Data listing
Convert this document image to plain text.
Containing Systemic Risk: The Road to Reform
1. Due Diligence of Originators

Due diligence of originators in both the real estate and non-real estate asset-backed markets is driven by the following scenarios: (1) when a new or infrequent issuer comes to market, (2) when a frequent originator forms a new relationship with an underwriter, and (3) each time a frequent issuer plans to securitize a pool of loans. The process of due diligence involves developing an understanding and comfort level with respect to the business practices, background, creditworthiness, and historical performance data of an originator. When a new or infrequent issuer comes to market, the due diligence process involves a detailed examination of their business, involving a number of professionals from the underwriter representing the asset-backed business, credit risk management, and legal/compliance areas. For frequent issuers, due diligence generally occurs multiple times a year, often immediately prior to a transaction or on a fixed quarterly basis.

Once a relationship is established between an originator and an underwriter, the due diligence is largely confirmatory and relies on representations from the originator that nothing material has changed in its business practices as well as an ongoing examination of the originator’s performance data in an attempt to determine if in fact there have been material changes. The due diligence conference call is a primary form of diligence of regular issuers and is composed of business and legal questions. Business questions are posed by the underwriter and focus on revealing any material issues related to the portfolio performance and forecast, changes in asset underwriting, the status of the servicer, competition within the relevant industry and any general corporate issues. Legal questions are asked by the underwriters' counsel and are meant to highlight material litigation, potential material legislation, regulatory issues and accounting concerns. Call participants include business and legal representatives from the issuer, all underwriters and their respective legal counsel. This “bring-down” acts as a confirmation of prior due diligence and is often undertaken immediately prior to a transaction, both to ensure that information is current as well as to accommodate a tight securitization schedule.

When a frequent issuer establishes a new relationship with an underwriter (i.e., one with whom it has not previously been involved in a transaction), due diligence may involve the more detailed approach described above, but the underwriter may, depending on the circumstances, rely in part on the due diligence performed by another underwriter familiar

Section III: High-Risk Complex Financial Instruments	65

* Problem details: Copy out each record, keeping every word as it is.

* Written solution:
Convert this document image to plain text.
Containing Systemic Risk: The Road to Reform
1. Due Diligence of Originators

Due diligence of originators in both the real estate and non-real estate asset-backed markets is driven by the following scenarios: (1) when a new or infrequent issuer comes to market, (2) when a frequent originator forms a new relationship with an underwriter, and (3) each time a frequent issuer plans to securitize a pool of loans. The process of due diligence involves developing an understanding and comfort level with respect to the business practices, background, creditworthiness, and historical performance data of an originator. When a new or infrequent issuer comes to market, the due diligence process involves a detailed examination of their business, involving a number of professionals from the underwriter representing the asset-backed business, credit risk management, and legal/compliance areas. For frequent issuers, due diligence generally occurs multiple times a year, often immediately prior to a transaction or on a fixed quarterly basis.

Once a relationship is established between an originator and an underwriter, the due diligence is largely confirmatory and relies on representations from the originator that nothing material has changed in its business practices as well as an ongoing examination of the originator’s performance data in an attempt to determine if in fact there have been material changes. The due diligence conference call is a primary form of diligence of regular issuers and is composed of business and legal questions. Business questions are posed by the underwriter and focus on revealing any material issues related to the portfolio performance and forecast, changes in asset underwriting, the status of the servicer, competition within the relevant industry and any general corporate issues. Legal questions are asked by the underwriters' counsel and are meant to highlight material litigation, potential material legislation, regulatory issues and accounting concerns. Call participants include business and legal representatives from the issuer, all underwriters and their respective legal counsel. This “bring-down” acts as a confirmation of prior due diligence and is often undertaken immediately prior to a transaction, both to ensure that information is current as well as to accommodate a tight securitization schedule.

When a frequent issuer establishes a new relationship with an underwriter (i.e., one with whom it has not previously been involved in a transaction), due diligence may involve the more detailed approach described above, but the underwriter may, depending on the circumstances, rely in part on the due diligence performed by another underwriter familiar

Section III: High-Risk Complex Financial Instruments	65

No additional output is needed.